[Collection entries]
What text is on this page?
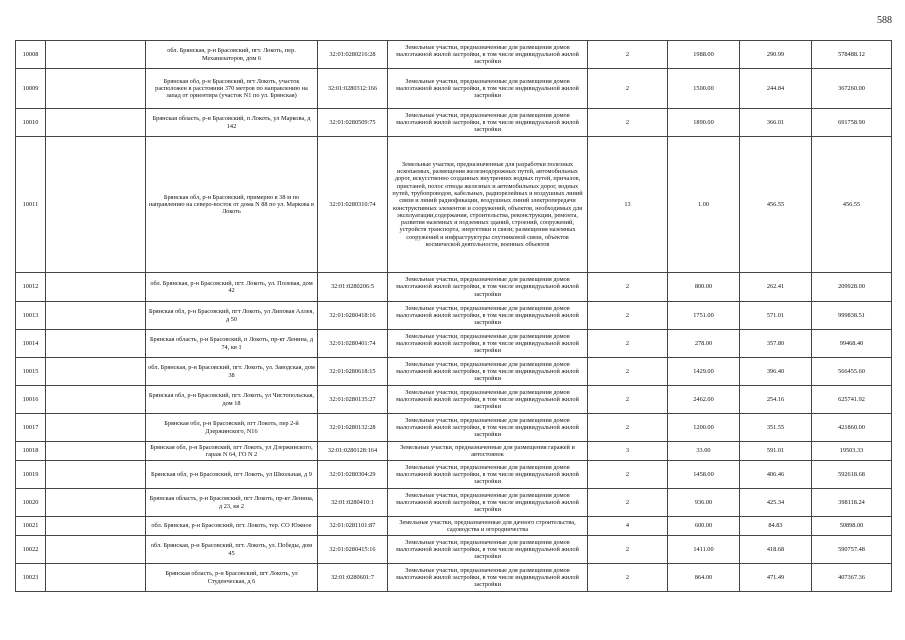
588
10008		обл. Брянская, р-н Брасовский, пгт. Локоть, пер. Механизаторов, дом 6	32:01:0280216:28	Земельные участки, предназначенные для размещения домов малоэтажной жилой застройки, в том числе индивидуальной жилой застройки	2	1988.00	290.99	578488.12
10009		Брянская обл, р-н Брасовский, пгт Локоть, участок расположен в расстоянии 370 метров по направлению на запад от ориентира (участок N1 по ул. Брянская)	32:01:0280312:166	Земельные участки, предназначенные для размещения домов малоэтажной жилой застройки, в том числе индивидуальной жилой застройки	2	1500.00	244.84	367260.00
10010		Брянская область, р-н Брасовский, п Локоть, ул Маркова, д 142	32:01:0280509:75	Земельные участки, предназначенные для размещения домов малоэтажной жилой застройки, в том числе индивидуальной жилой застройки	2	1890.00	366.01	691758.90
10011		Брянская обл, р-н Брасовский, примерно в 38 м по направлению на северо-восток от дома N 88 по ул. Маркова в Локоть	32:01:0280310:74	Земельные участки, предназначенные для разработки полезных ископаемых, размещения железнодорожных путей, автомобильных дорог, искусственно созданных внутренних водных путей, причалов, пристаней, полос отвода железных и автомобильных дорог, водных путей, трубопроводов, кабельных, радиорелейных и воздушных линий связи и линий радиофикации, воздушных линий электропередачи конструктивных элементов и сооружений, объектов, необходимых для эксплуатации,содержания, строительства, реконструкции, ремонта, развития наземных и подземных зданий, строений, сооружений, устройств транспорта, энергетики и связи; размещения наземных сооружений и инфраструктуры спутниковой связи, объектов космической деятельности, военных объектов	13	1.00	456.55	456.55
10012		обл. Брянская, р-н Брасовский, пгт. Локоть, ул. Полевая, дом 42	32:01:0280206:5	Земельные участки, предназначенные для размещения домов малоэтажной жилой застройки, в том числе индивидуальной жилой застройки	2	800.00	262.41	209928.00
10013		Брянская обл, р-н Брасовский, пгт Локоть, ул Липовая Аллея, д 50	32:01:0280418:16	Земельные участки, предназначенные для размещения домов малоэтажной жилой застройки, в том числе индивидуальной жилой застройки	2	1751.00	571.01	999838.51
10014		Брянская область, р-н Брасовский, п Локоть, пр-кт Ленина, д 74, кв 1	32:01:0280401:74	Земельные участки, предназначенные для размещения домов малоэтажной жилой застройки, в том числе индивидуальной жилой застройки	2	278.00	357.80	99468.40
10015		обл. Брянская, р-н Брасовский, пгт. Локоть, ул. Заводская, дом 38	32:01:0280618:15	Земельные участки, предназначенные для размещения домов малоэтажной жилой застройки, в том числе индивидуальной жилой застройки	2	1429.00	396.40	566455.60
10016		Брянская обл, р-н Брасовский, пгт. Локоть, ул Чистопольская, дом 18	32:01:0280135:27	Земельные участки, предназначенные для размещения домов малоэтажной жилой застройки, в том числе индивидуальной жилой застройки	2	2462.00	254.16	625741.92
10017		Брянская обл, р-н Брасовский, пгт Локоть, пер 2-й Дзержинского, N16	32:01:0280132:28	Земельные участки, предназначенные для размещения домов малоэтажной жилой застройки, в том числе индивидуальной жилой застройки	2	1200.00	351.55	421860.00
10018		Брянская обл, р-н Брасовский, пгт Локоть, ул Дзержинского, гараж N 64, ГО N 2	32:01:0280128:164	Земельные участки, предназначенные для размещения гаражей и автостоянок	3	33.00	591.01	19503.33
10019		Брянская обл, р-н Брасовский, пгт Локоть, ул Школьная, д 9	32:01:0280304:29	Земельные участки, предназначенные для размещения домов малоэтажной жилой застройки, в том числе индивидуальной жилой застройки	2	1458.00	406.46	592618.68
10020		Брянская область, р-н Брасовский, пгт Локоть, пр-кт Ленина, д 23, кв 2	32:01:0280410:1	Земельные участки, предназначенные для размещения домов малоэтажной жилой застройки, в том числе индивидуальной жилой застройки	2	936.00	425.34	398118.24
10021		обл. Брянская, р-н Брасовский, пгт. Локоть, тер. СО Южное	32:01:0281101:87	Земельные участки, предназначенные для дачного строительства, садоводства и огородничества	4	600.00	84.83	50898.00
10022		обл. Брянская, р-н Брасовский, пгт. Локоть, ул. Победы, дом 45	32:01:0280415:16	Земельные участки, предназначенные для размещения домов малоэтажной жилой застройки, в том числе индивидуальной жилой застройки	2	1411.00	418.68	590757.48
10023		Брянская область, р-н Брасовский, пгт Локоть, ул Студенческая, д 6	32:01:0280601:7	Земельные участки, предназначенные для размещения домов малоэтажной жилой застройки, в том числе индивидуальной жилой застройки	2	864.00	471.49	407367.36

PROBLEM TO WORK ON:
Give back the whole listing as it stands, minus its pictures.

FINISHED TASK:
What text is on this page?
588
10008		обл. Брянская, р-н Брасовский, пгт. Локоть, пер. Механизаторов, дом 6	32:01:0280216:28	Земельные участки, предназначенные для размещения домов малоэтажной жилой застройки, в том числе индивидуальной жилой застройки	2	1988.00	290.99	578488.12
10009		Брянская обл, р-н Брасовский, пгт Локоть, участок расположен в расстоянии 370 метров по направлению на запад от ориентира (участок N1 по ул. Брянская)	32:01:0280312:166	Земельные участки, предназначенные для размещения домов малоэтажной жилой застройки, в том числе индивидуальной жилой застройки	2	1500.00	244.84	367260.00
10010		Брянская область, р-н Брасовский, п Локоть, ул Маркова, д 142	32:01:0280509:75	Земельные участки, предназначенные для размещения домов малоэтажной жилой застройки, в том числе индивидуальной жилой застройки	2	1890.00	366.01	691758.90
10011		Брянская обл, р-н Брасовский, примерно в 38 м по направлению на северо-восток от дома N 88 по ул. Маркова в Локоть	32:01:0280310:74	Земельные участки, предназначенные для разработки полезных ископаемых, размещения железнодорожных путей, автомобильных дорог, искусственно созданных внутренних водных путей, причалов, пристаней, полос отвода железных и автомобильных дорог, водных путей, трубопроводов, кабельных, радиорелейных и воздушных линий связи и линий радиофикации, воздушных линий электропередачи конструктивных элементов и сооружений, объектов, необходимых для эксплуатации,содержания, строительства, реконструкции, ремонта, развития наземных и подземных зданий, строений, сооружений, устройств транспорта, энергетики и связи; размещения наземных сооружений и инфраструктуры спутниковой связи, объектов космической деятельности, военных объектов	13	1.00	456.55	456.55
10012		обл. Брянская, р-н Брасовский, пгт. Локоть, ул. Полевая, дом 42	32:01:0280206:5	Земельные участки, предназначенные для размещения домов малоэтажной жилой застройки, в том числе индивидуальной жилой застройки	2	800.00	262.41	209928.00
10013		Брянская обл, р-н Брасовский, пгт Локоть, ул Липовая Аллея, д 50	32:01:0280418:16	Земельные участки, предназначенные для размещения домов малоэтажной жилой застройки, в том числе индивидуальной жилой застройки	2	1751.00	571.01	999838.51
10014		Брянская область, р-н Брасовский, п Локоть, пр-кт Ленина, д 74, кв 1	32:01:0280401:74	Земельные участки, предназначенные для размещения домов малоэтажной жилой застройки, в том числе индивидуальной жилой застройки	2	278.00	357.80	99468.40
10015		обл. Брянская, р-н Брасовский, пгт. Локоть, ул. Заводская, дом 38	32:01:0280618:15	Земельные участки, предназначенные для размещения домов малоэтажной жилой застройки, в том числе индивидуальной жилой застройки	2	1429.00	396.40	566455.60
10016		Брянская обл, р-н Брасовский, пгт. Локоть, ул Чистопольская, дом 18	32:01:0280135:27	Земельные участки, предназначенные для размещения домов малоэтажной жилой застройки, в том числе индивидуальной жилой застройки	2	2462.00	254.16	625741.92
10017		Брянская обл, р-н Брасовский, пгт Локоть, пер 2-й Дзержинского, N16	32:01:0280132:28	Земельные участки, предназначенные для размещения домов малоэтажной жилой застройки, в том числе индивидуальной жилой застройки	2	1200.00	351.55	421860.00
10018		Брянская обл, р-н Брасовский, пгт Локоть, ул Дзержинского, гараж N 64, ГО N 2	32:01:0280128:164	Земельные участки, предназначенные для размещения гаражей и автостоянок	3	33.00	591.01	19503.33
10019		Брянская обл, р-н Брасовский, пгт Локоть, ул Школьная, д 9	32:01:0280304:29	Земельные участки, предназначенные для размещения домов малоэтажной жилой застройки, в том числе индивидуальной жилой застройки	2	1458.00	406.46	592618.68
10020		Брянская область, р-н Брасовский, пгт Локоть, пр-кт Ленина, д 23, кв 2	32:01:0280410:1	Земельные участки, предназначенные для размещения домов малоэтажной жилой застройки, в том числе индивидуальной жилой застройки	2	936.00	425.34	398118.24
10021		обл. Брянская, р-н Брасовский, пгт. Локоть, тер. СО Южное	32:01:0281101:87	Земельные участки, предназначенные для дачного строительства, садоводства и огородничества	4	600.00	84.83	50898.00
10022		обл. Брянская, р-н Брасовский, пгт. Локоть, ул. Победы, дом 45	32:01:0280415:16	Земельные участки, предназначенные для размещения домов малоэтажной жилой застройки, в том числе индивидуальной жилой застройки	2	1411.00	418.68	590757.48
10023		Брянская область, р-н Брасовский, пгт Локоть, ул Студенческая, д 6	32:01:0280601:7	Земельные участки, предназначенные для размещения домов малоэтажной жилой застройки, в том числе индивидуальной жилой застройки	2	864.00	471.49	407367.36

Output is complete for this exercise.